#### Data section ####

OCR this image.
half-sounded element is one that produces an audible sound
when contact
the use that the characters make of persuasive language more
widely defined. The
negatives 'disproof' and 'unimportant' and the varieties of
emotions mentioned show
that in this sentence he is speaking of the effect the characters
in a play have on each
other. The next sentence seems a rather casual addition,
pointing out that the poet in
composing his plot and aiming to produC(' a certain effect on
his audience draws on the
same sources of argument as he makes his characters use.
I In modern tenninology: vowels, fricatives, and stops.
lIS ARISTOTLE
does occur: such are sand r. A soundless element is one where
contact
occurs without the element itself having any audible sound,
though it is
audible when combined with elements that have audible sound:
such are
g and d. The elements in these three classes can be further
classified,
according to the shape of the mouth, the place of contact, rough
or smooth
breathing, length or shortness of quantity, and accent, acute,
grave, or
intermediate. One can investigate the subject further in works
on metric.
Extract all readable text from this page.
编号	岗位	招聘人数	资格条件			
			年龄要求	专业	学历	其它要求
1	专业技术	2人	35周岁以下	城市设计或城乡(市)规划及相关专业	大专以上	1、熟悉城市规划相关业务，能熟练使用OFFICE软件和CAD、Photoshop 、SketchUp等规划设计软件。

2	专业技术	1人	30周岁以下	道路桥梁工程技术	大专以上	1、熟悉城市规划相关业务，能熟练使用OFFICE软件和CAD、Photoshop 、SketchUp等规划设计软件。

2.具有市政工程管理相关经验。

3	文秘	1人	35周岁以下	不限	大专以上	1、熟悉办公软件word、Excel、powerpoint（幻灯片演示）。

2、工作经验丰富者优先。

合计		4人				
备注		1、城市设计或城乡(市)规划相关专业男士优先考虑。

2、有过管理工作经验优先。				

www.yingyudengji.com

####

→ What the task asks: Gather every line containing the word "能熟练使用OFFICE软件和CAD" and copy it.

→ Solution for this task:
1	专业技术	2人	35周岁以下	城市设计或城乡(市)规划及相关专业	大专以上	1、熟悉城市规划相关业务，能熟练使用OFFICE软件和CAD、Photoshop 、SketchUp等规划设计软件。
2	专业技术	1人	30周岁以下	道路桥梁工程技术	大专以上	1、熟悉城市规划相关业务，能熟练使用OFFICE软件和CAD、Photoshop 、SketchUp等规划设计软件。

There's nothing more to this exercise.